__Challenge__
List as numbered items the lines from the very first one down to the line containing "handwritten-correction: könnten [189, 605, 255, 623]", with both included and blank lines left out.

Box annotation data

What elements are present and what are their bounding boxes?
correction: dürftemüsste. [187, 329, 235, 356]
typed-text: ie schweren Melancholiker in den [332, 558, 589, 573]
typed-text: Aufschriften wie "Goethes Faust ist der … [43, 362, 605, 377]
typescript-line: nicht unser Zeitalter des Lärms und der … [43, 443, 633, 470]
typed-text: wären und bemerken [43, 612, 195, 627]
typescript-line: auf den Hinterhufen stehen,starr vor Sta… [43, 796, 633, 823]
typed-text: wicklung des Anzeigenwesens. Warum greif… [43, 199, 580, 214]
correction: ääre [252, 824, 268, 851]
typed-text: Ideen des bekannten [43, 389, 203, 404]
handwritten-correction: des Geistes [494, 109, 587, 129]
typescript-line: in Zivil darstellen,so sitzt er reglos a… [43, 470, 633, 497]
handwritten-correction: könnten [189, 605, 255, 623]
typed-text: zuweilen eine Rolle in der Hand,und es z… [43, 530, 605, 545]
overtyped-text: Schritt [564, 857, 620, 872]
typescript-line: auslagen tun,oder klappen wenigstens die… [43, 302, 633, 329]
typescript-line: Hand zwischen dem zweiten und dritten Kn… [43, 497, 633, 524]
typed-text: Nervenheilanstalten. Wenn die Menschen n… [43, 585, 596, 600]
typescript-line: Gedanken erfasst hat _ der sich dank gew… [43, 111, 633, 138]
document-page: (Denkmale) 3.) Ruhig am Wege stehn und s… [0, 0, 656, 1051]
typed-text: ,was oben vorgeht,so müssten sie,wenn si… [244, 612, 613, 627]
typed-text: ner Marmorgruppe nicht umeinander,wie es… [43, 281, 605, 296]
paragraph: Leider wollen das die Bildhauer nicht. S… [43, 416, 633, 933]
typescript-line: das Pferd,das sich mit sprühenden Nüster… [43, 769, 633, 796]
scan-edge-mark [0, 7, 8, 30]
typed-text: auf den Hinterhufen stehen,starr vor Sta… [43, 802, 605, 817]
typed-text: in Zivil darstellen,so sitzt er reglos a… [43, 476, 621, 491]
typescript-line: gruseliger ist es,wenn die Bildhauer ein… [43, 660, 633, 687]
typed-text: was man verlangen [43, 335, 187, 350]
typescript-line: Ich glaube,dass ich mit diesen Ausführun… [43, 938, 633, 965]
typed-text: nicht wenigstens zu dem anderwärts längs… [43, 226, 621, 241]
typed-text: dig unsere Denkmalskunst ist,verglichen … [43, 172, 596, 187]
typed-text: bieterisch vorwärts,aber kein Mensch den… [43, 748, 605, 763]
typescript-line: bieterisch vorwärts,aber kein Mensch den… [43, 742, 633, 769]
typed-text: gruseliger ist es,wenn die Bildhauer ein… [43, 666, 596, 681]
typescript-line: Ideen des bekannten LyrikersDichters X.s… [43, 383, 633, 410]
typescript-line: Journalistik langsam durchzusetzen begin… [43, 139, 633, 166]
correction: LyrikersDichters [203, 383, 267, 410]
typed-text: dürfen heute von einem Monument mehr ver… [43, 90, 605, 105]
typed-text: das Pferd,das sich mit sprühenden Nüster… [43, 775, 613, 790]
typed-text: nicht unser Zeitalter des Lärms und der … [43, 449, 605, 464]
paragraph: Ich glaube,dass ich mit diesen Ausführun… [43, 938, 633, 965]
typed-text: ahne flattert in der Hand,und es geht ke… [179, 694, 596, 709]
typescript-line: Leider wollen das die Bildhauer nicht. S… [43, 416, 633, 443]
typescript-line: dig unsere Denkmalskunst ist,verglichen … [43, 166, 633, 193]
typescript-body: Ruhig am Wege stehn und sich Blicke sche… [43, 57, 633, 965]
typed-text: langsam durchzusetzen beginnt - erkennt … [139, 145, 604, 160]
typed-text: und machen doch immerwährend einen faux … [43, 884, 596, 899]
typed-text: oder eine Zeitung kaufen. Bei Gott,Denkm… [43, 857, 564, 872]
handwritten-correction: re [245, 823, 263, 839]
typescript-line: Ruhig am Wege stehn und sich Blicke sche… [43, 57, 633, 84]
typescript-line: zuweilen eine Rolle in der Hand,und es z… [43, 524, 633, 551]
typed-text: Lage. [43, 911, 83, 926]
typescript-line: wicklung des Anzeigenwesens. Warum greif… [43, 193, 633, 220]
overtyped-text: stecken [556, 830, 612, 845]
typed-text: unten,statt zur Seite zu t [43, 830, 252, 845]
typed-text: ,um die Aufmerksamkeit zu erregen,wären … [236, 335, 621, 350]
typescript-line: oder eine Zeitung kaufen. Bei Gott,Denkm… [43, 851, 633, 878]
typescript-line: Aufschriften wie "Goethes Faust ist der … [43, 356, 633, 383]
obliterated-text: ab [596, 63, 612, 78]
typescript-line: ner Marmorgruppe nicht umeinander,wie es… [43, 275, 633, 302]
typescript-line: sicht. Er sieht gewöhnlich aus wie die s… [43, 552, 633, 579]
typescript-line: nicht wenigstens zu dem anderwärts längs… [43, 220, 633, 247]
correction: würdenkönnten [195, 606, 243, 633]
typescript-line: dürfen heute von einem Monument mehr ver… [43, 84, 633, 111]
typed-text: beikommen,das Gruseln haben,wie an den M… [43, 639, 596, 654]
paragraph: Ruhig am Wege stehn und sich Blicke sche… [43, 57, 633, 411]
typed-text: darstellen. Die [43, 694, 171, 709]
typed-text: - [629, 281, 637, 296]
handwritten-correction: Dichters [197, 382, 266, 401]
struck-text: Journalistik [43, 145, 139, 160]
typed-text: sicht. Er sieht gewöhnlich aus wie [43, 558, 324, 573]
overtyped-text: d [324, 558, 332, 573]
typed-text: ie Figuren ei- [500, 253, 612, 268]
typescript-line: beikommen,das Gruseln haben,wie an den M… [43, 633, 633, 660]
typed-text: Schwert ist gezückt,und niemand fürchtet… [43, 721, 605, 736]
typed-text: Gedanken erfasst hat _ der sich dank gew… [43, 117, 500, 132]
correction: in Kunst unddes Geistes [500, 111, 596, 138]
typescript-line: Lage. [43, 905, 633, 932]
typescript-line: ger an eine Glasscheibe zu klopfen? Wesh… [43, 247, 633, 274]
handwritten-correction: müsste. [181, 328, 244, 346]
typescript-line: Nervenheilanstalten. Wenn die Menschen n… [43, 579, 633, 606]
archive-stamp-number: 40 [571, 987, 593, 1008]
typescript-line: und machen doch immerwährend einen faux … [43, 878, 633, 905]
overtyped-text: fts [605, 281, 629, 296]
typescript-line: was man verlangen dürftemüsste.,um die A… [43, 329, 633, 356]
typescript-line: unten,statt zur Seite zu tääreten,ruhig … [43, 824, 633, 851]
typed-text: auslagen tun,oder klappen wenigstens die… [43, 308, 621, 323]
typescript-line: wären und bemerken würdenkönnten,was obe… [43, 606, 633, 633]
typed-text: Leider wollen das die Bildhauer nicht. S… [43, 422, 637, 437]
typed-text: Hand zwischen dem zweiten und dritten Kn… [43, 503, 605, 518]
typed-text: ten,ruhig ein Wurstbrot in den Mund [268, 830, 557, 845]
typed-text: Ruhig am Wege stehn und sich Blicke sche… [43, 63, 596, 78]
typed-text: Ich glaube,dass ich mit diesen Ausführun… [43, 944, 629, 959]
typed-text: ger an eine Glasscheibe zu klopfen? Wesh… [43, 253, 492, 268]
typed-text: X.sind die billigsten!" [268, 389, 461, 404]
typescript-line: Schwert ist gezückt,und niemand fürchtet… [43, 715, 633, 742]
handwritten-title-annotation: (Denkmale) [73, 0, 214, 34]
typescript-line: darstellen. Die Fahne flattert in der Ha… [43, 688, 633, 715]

__Worked solution__
1. What elements are present and what are their bounding boxes?
2. correction: dürftemüsste. [187, 329, 235, 356]
3. typed-text: ie schweren Melancholiker in den [332, 558, 589, 573]
4. typed-text: Aufschriften wie "Goethes Faust ist der … [43, 362, 605, 377]
5. typescript-line: nicht unser Zeitalter des Lärms und der … [43, 443, 633, 470]
6. typed-text: wären und bemerken [43, 612, 195, 627]
7. typescript-line: auf den Hinterhufen stehen,starr vor Sta… [43, 796, 633, 823]
8. typed-text: wicklung des Anzeigenwesens. Warum greif… [43, 199, 580, 214]
9. correction: ääre [252, 824, 268, 851]
10. typed-text: Ideen des bekannten [43, 389, 203, 404]
11. handwritten-correction: des Geistes [494, 109, 587, 129]
12. typescript-line: in Zivil darstellen,so sitzt er reglos a… [43, 470, 633, 497]
13. handwritten-correction: könnten [189, 605, 255, 623]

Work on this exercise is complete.